+++ Raw data

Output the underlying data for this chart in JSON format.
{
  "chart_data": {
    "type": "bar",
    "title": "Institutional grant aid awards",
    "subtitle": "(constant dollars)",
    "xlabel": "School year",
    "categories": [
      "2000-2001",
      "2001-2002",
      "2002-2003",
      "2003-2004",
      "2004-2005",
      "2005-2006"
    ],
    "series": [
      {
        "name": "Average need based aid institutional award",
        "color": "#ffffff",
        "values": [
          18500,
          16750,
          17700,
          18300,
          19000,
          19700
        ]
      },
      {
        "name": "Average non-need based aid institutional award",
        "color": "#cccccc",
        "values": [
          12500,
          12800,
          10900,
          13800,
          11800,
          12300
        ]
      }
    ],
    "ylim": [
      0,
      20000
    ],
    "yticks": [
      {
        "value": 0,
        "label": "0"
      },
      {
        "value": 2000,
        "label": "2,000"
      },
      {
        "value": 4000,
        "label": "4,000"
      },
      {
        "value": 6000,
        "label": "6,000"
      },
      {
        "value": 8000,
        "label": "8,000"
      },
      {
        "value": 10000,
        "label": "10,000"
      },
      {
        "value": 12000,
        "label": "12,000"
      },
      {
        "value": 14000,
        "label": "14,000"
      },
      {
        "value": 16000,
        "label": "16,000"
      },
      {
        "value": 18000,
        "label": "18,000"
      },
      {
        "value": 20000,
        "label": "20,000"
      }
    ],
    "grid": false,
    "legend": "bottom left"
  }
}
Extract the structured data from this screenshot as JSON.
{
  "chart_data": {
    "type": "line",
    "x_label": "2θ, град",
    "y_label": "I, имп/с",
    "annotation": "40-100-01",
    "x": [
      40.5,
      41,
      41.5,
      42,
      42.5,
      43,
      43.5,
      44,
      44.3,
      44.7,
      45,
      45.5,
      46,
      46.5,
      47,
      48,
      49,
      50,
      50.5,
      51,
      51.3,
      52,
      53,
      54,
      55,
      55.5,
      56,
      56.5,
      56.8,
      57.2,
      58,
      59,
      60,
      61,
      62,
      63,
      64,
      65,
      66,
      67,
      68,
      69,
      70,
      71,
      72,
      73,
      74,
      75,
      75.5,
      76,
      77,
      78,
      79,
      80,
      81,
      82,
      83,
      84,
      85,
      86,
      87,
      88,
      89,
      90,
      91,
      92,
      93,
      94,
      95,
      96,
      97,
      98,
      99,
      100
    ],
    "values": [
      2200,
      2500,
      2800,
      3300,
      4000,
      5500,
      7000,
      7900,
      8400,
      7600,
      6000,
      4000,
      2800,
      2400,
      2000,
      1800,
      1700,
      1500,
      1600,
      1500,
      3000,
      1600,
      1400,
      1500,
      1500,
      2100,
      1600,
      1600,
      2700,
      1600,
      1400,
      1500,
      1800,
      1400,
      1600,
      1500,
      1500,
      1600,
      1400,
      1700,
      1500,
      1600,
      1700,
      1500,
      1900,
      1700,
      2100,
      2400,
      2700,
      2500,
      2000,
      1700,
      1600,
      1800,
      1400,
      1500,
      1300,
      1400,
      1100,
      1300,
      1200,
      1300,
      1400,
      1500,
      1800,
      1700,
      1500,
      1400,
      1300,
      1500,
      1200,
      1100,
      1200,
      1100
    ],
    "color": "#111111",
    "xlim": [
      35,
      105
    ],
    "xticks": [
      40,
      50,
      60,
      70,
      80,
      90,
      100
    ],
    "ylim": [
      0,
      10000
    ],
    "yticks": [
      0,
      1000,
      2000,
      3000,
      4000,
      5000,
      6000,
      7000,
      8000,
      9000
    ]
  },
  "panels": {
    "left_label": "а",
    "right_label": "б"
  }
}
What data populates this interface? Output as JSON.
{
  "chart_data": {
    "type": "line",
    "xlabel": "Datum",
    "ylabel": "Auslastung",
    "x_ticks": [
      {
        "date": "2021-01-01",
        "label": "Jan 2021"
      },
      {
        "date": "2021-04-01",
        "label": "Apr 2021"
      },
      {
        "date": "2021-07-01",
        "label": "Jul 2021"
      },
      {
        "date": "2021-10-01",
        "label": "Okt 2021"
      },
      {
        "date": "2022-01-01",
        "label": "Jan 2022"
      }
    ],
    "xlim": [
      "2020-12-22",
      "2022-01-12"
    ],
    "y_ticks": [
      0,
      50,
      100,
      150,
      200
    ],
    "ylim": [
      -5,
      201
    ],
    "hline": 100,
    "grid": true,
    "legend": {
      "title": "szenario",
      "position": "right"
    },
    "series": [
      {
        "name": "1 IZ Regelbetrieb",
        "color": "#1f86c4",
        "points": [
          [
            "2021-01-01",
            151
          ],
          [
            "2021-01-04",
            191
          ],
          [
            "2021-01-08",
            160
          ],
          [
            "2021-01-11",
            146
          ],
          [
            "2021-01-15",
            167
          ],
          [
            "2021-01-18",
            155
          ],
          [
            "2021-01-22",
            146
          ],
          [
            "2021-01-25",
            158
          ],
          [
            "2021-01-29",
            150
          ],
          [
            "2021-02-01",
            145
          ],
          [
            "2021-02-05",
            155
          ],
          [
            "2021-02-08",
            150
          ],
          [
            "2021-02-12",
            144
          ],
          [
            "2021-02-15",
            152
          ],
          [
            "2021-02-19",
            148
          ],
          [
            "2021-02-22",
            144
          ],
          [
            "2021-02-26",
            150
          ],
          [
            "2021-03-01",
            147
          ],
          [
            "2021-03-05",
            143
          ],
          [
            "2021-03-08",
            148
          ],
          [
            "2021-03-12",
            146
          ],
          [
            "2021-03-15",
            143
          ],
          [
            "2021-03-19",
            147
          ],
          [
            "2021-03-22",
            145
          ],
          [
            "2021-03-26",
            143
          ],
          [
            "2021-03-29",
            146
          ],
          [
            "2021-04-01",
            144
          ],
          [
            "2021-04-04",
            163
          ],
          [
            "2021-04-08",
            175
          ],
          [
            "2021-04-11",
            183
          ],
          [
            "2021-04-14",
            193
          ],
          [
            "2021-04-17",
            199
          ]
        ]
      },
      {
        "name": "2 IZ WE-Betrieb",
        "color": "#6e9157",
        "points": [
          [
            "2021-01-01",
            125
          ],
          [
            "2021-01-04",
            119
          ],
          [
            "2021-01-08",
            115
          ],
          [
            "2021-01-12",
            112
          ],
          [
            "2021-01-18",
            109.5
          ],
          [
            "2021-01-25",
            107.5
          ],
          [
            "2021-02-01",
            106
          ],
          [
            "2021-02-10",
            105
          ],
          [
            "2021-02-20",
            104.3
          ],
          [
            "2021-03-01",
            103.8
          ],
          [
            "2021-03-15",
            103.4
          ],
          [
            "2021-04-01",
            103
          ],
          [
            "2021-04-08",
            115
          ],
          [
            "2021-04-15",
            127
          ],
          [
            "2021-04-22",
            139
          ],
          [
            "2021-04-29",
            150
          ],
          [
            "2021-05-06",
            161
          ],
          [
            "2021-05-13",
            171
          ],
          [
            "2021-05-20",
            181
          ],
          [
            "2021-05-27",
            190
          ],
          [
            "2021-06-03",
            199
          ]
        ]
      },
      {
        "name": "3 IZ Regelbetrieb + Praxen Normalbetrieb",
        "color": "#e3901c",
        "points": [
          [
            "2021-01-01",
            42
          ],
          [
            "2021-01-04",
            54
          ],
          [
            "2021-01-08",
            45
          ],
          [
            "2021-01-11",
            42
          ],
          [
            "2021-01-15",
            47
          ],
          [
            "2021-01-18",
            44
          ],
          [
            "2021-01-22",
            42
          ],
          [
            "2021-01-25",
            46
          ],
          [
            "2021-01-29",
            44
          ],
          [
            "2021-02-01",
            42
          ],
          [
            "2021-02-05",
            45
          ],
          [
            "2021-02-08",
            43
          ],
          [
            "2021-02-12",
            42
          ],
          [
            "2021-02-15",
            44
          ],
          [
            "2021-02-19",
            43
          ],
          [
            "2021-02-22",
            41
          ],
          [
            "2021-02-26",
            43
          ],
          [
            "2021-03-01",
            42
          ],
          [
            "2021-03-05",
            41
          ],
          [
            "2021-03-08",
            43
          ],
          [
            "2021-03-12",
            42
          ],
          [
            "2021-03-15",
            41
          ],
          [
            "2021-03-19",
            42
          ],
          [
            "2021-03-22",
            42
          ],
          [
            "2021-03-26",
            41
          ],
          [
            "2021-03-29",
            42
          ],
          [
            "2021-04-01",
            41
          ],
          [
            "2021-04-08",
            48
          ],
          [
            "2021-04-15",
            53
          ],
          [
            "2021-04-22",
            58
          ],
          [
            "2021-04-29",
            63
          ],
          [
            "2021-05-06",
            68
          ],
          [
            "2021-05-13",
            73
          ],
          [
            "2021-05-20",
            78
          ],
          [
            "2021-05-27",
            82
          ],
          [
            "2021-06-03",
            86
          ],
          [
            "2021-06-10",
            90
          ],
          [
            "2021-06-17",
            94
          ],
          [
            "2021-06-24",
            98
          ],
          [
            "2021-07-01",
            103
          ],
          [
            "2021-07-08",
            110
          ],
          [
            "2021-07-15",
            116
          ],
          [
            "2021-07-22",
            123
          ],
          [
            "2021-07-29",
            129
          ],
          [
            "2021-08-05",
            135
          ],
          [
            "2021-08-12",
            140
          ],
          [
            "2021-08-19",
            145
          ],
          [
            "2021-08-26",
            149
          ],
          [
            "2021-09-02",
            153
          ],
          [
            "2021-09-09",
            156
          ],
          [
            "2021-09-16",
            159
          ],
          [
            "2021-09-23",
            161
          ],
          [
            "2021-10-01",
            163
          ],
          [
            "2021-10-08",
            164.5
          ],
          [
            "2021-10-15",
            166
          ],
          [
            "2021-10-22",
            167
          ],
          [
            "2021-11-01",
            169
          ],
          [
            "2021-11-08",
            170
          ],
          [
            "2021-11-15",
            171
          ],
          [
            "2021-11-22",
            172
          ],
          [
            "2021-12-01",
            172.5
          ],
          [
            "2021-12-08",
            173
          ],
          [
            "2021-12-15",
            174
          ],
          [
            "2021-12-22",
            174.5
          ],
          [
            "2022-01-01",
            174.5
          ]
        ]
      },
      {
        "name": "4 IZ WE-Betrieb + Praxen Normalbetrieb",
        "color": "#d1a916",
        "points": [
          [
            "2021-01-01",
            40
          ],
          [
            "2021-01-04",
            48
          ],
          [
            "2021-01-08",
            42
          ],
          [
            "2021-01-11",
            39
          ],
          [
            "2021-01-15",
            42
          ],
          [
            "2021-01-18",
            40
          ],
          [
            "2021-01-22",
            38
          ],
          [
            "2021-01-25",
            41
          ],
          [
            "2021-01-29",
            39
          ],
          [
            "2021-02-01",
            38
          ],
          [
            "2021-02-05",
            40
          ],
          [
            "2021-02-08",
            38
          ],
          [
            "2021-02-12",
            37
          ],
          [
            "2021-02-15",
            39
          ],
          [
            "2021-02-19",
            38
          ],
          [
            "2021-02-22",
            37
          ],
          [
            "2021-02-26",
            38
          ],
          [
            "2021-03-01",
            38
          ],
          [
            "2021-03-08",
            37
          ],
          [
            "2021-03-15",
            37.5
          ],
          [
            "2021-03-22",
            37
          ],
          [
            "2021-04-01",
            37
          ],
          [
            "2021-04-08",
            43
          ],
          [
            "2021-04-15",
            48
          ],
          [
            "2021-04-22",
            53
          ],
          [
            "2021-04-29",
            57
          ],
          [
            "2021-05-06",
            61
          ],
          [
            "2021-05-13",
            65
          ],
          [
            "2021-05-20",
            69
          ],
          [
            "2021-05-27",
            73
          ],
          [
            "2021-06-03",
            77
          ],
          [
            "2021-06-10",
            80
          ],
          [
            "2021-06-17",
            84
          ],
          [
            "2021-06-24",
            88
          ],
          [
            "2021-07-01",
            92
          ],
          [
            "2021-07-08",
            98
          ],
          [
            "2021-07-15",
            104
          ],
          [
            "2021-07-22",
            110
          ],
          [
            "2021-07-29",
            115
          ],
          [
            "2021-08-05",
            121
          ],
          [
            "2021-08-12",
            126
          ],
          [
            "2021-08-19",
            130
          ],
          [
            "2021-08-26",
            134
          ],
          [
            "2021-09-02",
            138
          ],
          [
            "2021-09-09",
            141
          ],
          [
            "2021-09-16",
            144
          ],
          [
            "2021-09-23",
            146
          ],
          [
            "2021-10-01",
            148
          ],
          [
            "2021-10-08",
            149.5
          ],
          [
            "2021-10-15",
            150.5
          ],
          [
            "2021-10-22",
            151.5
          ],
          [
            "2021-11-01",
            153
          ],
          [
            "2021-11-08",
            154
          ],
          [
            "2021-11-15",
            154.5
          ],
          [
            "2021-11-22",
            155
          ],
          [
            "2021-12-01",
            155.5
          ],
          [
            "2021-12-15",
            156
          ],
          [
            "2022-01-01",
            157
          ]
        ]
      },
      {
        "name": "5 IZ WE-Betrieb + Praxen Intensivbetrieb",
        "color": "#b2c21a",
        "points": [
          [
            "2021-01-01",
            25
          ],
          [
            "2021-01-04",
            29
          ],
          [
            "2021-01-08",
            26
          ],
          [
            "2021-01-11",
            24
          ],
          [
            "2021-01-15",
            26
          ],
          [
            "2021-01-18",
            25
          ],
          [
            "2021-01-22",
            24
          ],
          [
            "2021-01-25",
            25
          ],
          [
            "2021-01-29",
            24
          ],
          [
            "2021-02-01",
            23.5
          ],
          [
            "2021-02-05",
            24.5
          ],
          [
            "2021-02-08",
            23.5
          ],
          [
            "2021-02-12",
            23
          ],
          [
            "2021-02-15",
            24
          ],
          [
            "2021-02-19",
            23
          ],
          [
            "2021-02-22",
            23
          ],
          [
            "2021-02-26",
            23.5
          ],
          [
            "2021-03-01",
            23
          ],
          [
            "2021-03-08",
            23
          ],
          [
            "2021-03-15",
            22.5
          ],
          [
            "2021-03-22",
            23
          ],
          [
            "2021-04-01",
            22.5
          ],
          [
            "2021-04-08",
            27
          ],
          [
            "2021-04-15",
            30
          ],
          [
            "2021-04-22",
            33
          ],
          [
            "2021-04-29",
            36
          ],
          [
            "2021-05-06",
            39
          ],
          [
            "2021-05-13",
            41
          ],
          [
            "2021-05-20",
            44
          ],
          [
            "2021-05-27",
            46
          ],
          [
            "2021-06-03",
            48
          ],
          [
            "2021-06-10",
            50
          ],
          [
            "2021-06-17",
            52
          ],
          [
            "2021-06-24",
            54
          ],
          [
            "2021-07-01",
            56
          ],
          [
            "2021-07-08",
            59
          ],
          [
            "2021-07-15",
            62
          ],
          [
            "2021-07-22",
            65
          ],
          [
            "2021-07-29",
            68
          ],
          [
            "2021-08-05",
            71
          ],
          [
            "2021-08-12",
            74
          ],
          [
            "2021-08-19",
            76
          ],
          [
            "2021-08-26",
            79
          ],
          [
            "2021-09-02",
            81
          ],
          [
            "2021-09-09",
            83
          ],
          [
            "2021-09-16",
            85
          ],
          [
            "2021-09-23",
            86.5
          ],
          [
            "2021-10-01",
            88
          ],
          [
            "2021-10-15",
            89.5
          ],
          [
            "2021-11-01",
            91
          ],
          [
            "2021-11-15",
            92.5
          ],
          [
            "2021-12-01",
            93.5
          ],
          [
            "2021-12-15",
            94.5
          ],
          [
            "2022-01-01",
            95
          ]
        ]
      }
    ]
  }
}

++++++

*Job*. Copy every line from the records above that contains the word "JSON".

*Solution to this exercise*.
Output the underlying data for this chart in JSON format.
Extract the structured data from this screenshot as JSON.
What data populates this interface? Output as JSON.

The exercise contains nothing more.